Task description
Exact reproduction of the data is required, with images excluded.

[Dataset rows]

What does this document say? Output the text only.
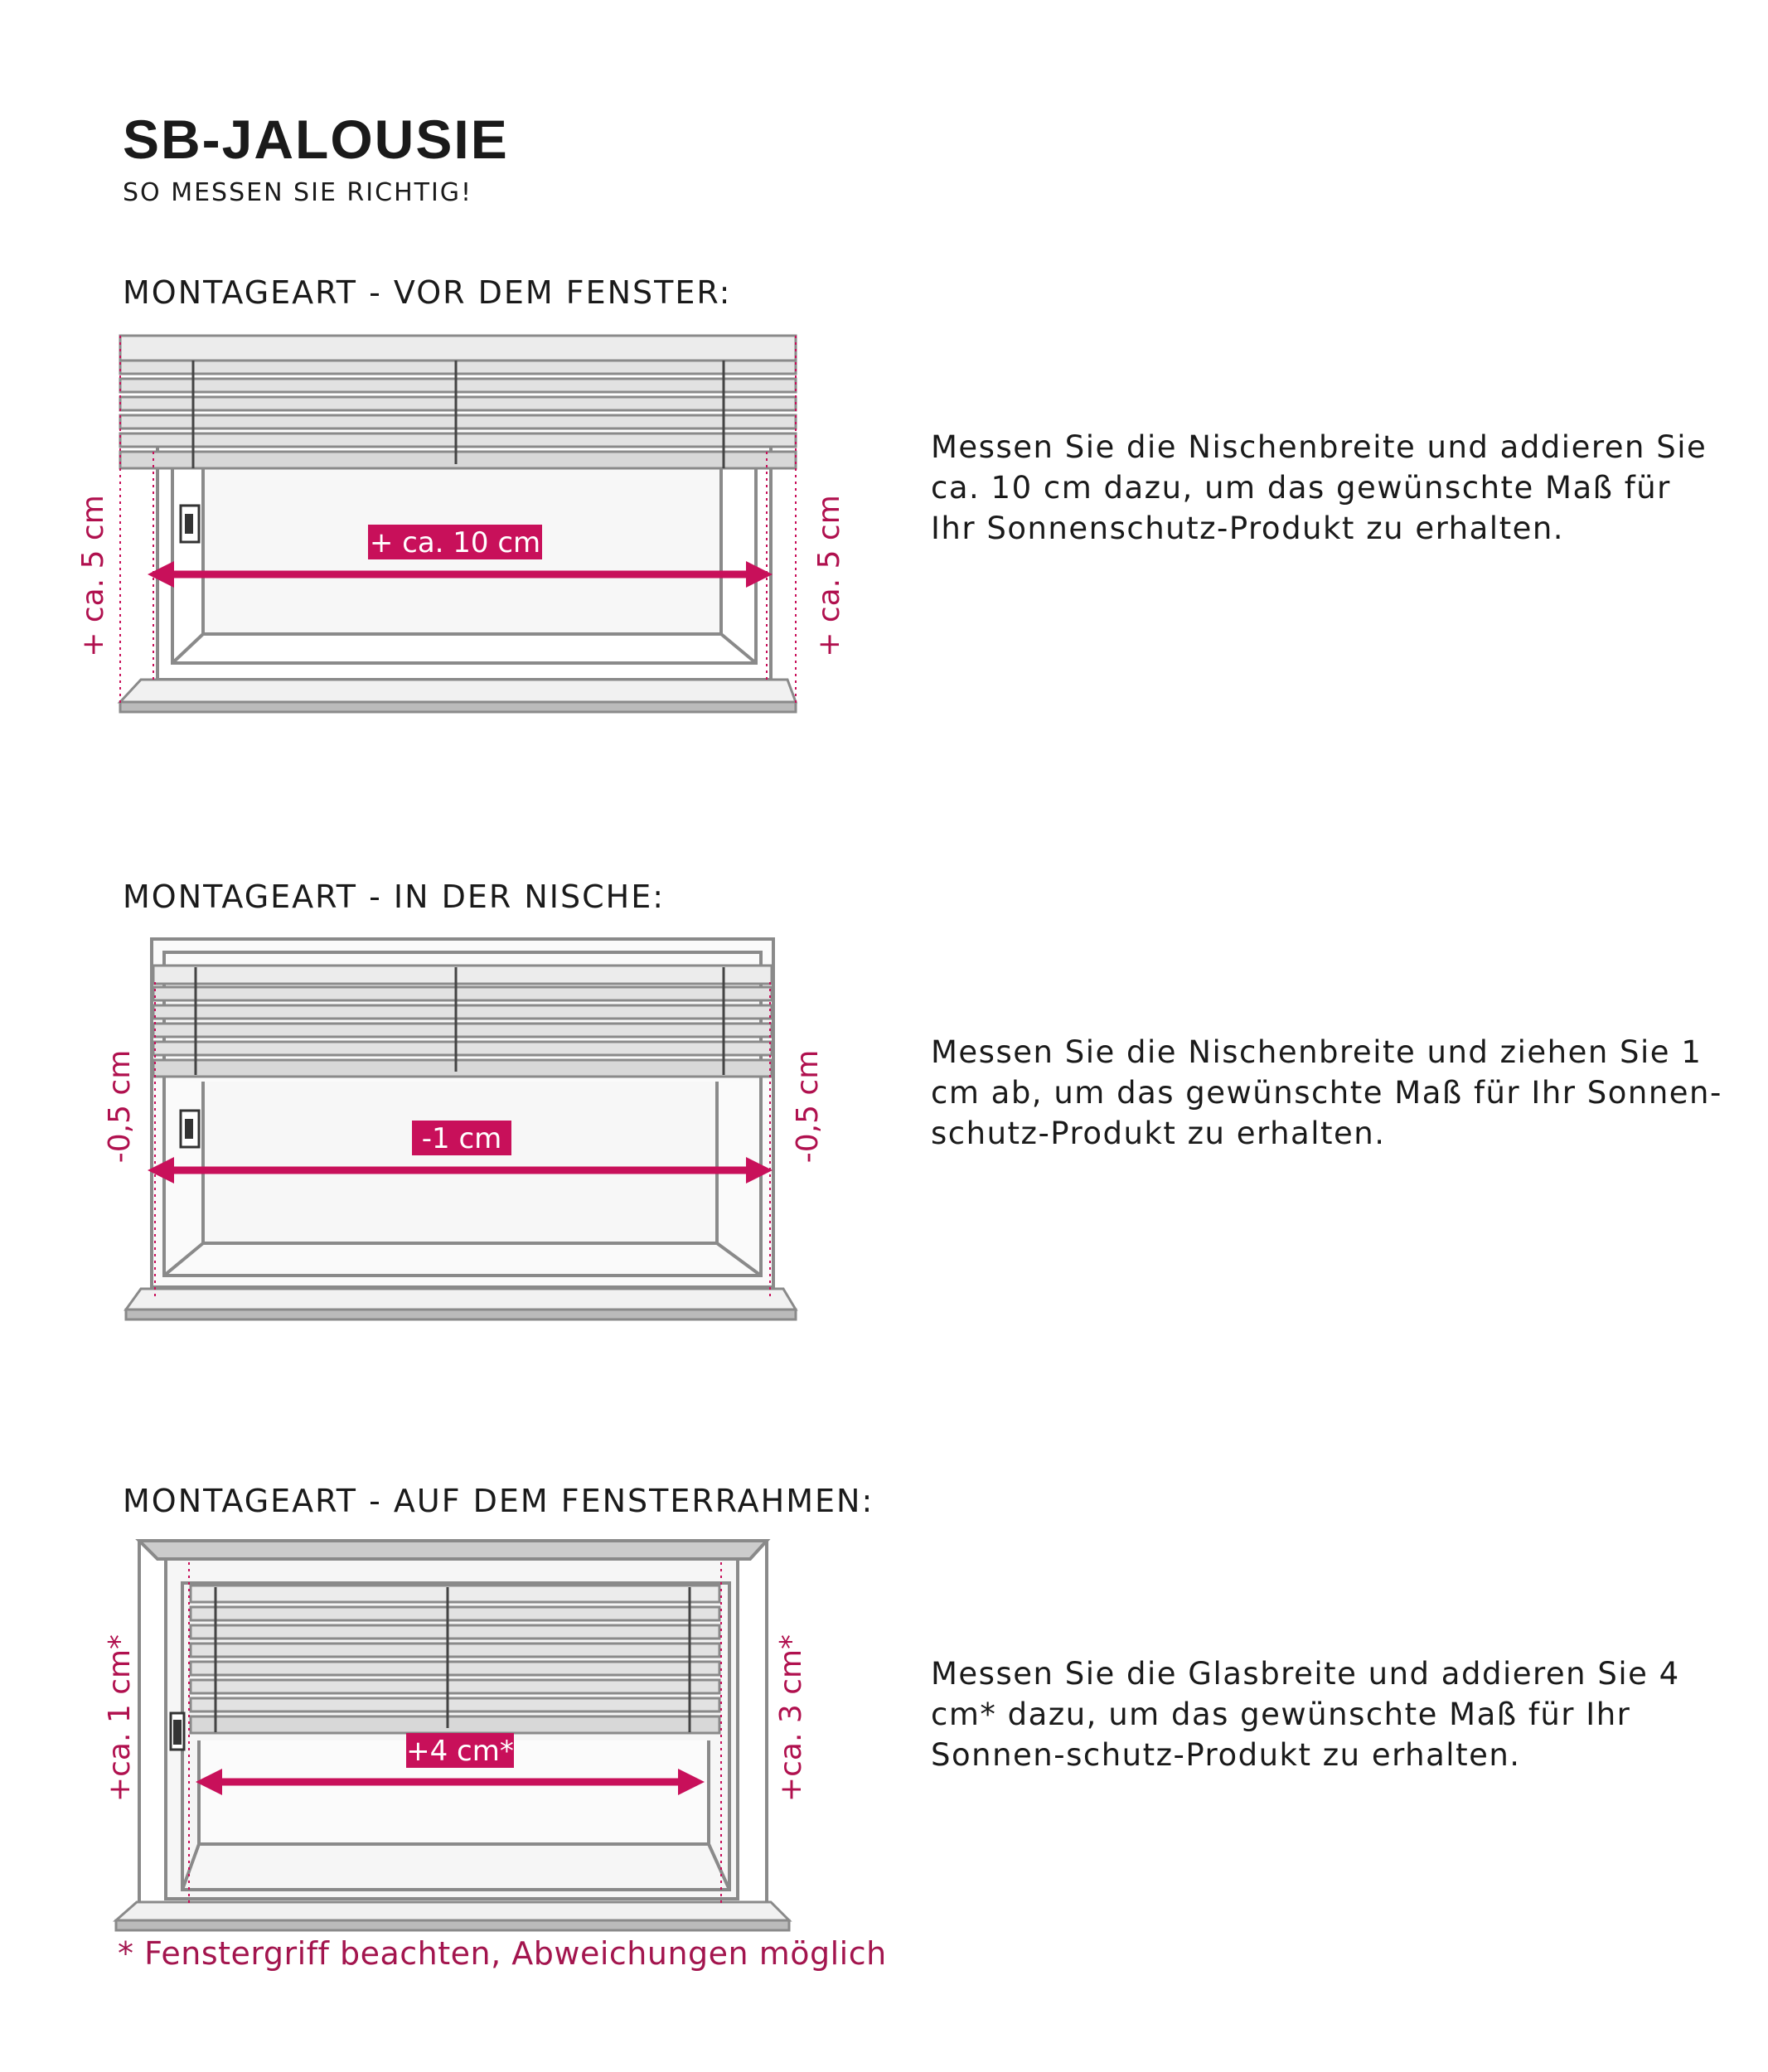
SB-JALOUSIE
SO MESSEN SIE RICHTIG!
MONTAGEART - VOR DEM FENSTER:
+ ca. 10 cm
+ ca. 5 cm	+ ca. 5 cm

Messen Sie die Nischenbreite und addieren Sie ca. 10 cm dazu, um das gewünschte Maß für Ihr Sonnenschutz-Produkt zu erhalten.

MONTAGEART - IN DER NISCHE:
-1 cm
-0,5 cm	-0,5 cm	Messen Sie die Nischenbreite und ziehen Sie 1 cm ab, um das gewünschte Maß für Ihr Sonnen-schutz-Produkt zu erhalten.

MONTAGEART - AUF DEM FENSTERRAHMEN:
+4 cm*
+ca. 1 cm*	+ca. 3 cm*	Messen Sie die Glasbreite und addieren Sie 4 cm* dazu, um das gewünschte Maß für Ihr Sonnen-schutz-Produkt zu erhalten.

* Fenstergriff beachten, Abweichungen möglich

The reply
What does this document say? Output the text only.
SB-JALOUSIE
SO MESSEN SIE RICHTIG!
MONTAGEART - VOR DEM FENSTER:
+ ca. 10 cm
+ ca. 5 cm	+ ca. 5 cm

Messen Sie die Nischenbreite und addieren Sie ca. 10 cm dazu, um das gewünschte Maß für Ihr Sonnenschutz-Produkt zu erhalten.

MONTAGEART - IN DER NISCHE:
-1 cm
-0,5 cm	-0,5 cm	Messen Sie die Nischenbreite und ziehen Sie 1 cm ab, um das gewünschte Maß für Ihr Sonnen-schutz-Produkt zu erhalten.

MONTAGEART - AUF DEM FENSTERRAHMEN:
+4 cm*
+ca. 1 cm*	+ca. 3 cm*	Messen Sie die Glasbreite und addieren Sie 4 cm* dazu, um das gewünschte Maß für Ihr Sonnen-schutz-Produkt zu erhalten.

* Fenstergriff beachten, Abweichungen möglich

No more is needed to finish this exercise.